## Given task
Check each line of the entries below for the string "document"; copy every line where it appears.

(Dataset entries)
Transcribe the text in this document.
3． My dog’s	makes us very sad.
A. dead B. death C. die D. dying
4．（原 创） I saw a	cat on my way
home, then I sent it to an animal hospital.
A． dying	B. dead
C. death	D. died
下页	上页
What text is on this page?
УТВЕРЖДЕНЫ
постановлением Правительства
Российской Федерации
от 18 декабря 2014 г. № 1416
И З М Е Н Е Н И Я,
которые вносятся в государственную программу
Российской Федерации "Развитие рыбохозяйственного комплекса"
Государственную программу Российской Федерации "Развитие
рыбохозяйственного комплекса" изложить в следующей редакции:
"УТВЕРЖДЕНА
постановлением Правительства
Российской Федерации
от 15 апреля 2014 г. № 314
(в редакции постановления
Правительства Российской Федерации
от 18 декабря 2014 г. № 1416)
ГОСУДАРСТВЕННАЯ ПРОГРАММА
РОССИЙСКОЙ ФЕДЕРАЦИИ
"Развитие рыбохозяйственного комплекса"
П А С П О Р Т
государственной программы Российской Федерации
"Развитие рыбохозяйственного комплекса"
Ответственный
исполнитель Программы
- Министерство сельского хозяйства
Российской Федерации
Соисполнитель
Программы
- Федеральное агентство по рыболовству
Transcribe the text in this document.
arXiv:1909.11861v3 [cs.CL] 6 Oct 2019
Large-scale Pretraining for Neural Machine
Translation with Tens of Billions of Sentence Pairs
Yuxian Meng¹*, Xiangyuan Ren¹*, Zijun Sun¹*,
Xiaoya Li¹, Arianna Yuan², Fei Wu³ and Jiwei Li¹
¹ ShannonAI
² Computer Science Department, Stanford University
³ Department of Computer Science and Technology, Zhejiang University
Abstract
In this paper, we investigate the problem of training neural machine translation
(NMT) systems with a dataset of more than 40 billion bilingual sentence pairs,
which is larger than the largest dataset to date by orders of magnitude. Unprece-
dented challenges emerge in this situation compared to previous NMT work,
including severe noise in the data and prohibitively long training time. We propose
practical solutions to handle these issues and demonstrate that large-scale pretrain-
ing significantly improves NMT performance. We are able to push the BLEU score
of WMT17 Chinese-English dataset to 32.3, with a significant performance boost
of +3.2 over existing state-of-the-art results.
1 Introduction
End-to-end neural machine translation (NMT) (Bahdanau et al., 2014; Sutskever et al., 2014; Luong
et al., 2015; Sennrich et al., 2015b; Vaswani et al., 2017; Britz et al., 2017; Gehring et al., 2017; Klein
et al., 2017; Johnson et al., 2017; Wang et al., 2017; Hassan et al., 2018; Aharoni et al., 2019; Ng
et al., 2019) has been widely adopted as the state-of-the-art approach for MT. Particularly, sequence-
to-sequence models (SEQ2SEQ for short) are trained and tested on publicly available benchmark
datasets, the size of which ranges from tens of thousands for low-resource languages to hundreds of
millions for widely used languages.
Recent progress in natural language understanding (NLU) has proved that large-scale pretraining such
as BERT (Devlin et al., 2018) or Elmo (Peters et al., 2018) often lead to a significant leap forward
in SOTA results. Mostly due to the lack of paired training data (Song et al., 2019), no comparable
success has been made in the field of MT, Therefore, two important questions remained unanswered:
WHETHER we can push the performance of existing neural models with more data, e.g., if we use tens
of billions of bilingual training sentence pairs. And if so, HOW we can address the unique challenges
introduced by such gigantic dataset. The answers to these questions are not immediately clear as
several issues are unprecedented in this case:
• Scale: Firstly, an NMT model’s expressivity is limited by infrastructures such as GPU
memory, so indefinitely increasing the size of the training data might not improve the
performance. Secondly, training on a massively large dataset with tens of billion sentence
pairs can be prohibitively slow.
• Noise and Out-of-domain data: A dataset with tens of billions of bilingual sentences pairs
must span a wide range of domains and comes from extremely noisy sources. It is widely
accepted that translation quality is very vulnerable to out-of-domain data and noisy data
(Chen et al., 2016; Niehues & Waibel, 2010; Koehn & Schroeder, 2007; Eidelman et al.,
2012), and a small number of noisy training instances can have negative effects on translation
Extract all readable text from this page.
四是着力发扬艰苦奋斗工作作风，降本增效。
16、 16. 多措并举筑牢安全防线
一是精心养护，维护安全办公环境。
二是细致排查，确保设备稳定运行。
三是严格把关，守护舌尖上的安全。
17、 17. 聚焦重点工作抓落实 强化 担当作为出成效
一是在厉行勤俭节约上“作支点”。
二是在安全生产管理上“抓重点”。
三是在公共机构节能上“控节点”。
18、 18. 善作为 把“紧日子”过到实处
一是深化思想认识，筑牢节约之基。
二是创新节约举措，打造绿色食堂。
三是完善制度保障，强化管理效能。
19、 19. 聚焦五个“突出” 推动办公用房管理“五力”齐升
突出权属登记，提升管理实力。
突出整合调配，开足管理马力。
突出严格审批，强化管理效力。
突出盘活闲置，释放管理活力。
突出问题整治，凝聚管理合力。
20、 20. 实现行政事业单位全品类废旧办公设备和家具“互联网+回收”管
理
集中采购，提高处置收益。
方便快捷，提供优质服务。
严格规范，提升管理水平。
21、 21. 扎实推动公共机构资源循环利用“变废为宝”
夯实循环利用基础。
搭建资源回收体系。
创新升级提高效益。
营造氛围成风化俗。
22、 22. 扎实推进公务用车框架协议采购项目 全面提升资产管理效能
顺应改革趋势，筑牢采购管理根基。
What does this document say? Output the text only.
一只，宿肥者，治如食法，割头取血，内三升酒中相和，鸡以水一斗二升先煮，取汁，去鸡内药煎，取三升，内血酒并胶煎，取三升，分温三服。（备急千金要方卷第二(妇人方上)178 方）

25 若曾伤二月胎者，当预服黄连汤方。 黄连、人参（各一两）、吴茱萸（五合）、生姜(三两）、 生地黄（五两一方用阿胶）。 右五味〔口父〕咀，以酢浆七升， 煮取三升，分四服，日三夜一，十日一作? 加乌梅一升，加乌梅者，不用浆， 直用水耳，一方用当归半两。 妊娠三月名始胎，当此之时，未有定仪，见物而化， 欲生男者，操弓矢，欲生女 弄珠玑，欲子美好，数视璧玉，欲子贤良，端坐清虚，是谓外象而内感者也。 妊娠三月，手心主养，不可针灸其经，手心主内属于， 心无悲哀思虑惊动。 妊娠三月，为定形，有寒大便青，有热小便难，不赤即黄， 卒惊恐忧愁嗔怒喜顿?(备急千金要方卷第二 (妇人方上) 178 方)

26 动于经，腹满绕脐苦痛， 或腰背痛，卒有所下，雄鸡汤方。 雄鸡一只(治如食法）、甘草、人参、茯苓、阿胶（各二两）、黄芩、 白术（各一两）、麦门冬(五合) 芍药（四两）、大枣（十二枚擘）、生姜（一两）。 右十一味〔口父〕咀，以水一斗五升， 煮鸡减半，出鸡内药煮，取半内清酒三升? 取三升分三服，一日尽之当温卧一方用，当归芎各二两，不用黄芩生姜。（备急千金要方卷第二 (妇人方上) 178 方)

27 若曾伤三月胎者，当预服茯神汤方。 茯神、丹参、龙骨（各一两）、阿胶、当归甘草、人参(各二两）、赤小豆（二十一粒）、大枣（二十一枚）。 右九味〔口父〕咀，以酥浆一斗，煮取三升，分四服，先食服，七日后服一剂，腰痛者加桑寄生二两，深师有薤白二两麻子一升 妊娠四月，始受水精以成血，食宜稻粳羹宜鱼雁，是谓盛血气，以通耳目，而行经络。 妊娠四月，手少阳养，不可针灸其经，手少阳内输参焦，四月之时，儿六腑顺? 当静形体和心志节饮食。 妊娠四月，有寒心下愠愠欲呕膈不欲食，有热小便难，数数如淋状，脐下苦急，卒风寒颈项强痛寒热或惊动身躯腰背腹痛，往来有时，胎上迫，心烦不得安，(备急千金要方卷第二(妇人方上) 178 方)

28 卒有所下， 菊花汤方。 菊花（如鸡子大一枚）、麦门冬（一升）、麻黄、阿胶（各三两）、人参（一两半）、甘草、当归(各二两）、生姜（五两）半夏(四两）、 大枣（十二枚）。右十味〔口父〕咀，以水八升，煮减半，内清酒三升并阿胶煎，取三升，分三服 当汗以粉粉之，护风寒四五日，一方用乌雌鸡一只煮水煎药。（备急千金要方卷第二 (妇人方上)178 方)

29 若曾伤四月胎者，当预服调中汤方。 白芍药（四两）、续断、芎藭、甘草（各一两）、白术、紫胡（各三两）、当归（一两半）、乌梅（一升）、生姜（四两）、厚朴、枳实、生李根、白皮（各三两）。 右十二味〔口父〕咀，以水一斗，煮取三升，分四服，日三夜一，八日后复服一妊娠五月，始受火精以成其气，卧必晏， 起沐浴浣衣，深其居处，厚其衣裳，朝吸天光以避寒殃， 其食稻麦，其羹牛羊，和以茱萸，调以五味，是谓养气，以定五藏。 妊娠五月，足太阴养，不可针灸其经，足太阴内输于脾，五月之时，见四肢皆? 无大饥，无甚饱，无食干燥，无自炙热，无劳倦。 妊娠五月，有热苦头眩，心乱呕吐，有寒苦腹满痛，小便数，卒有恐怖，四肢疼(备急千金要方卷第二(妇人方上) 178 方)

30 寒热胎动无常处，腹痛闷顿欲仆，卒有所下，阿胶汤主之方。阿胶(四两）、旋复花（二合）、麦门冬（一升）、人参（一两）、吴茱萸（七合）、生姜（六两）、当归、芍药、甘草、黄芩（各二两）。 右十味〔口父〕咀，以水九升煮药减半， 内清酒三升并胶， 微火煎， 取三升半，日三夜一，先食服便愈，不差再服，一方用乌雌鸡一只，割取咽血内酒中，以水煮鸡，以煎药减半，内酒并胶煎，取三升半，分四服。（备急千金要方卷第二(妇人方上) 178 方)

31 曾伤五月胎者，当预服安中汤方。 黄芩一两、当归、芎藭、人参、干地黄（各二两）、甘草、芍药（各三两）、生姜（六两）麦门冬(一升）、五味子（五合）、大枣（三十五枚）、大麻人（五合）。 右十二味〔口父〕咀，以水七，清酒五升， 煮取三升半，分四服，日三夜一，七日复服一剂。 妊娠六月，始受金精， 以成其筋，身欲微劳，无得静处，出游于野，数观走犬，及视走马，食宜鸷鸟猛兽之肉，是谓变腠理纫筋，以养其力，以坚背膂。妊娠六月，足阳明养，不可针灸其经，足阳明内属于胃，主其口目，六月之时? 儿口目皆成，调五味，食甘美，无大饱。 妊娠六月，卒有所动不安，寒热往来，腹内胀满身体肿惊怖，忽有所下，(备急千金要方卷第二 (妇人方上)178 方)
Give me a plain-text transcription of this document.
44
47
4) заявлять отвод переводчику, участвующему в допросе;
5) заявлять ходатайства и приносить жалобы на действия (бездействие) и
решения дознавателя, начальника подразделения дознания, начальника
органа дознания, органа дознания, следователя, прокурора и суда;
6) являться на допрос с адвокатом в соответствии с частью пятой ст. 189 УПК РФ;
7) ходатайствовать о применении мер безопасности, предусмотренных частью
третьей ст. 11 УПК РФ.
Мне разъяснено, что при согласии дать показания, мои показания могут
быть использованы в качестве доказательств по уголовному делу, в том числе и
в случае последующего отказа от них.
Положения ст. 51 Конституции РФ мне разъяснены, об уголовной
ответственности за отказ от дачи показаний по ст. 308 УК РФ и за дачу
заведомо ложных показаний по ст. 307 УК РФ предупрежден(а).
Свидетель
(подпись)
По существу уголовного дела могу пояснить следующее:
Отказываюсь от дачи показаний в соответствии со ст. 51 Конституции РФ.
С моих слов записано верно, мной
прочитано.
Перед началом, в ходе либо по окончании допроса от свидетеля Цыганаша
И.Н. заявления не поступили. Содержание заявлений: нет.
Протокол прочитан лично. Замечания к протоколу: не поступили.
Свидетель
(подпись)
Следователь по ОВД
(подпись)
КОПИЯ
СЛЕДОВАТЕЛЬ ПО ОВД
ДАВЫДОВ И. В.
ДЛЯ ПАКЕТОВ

## Written solution
Transcribe the text in this document.
Transcribe the text in this document.
What does this document say? Output the text only.
Give me a plain-text transcription of this document.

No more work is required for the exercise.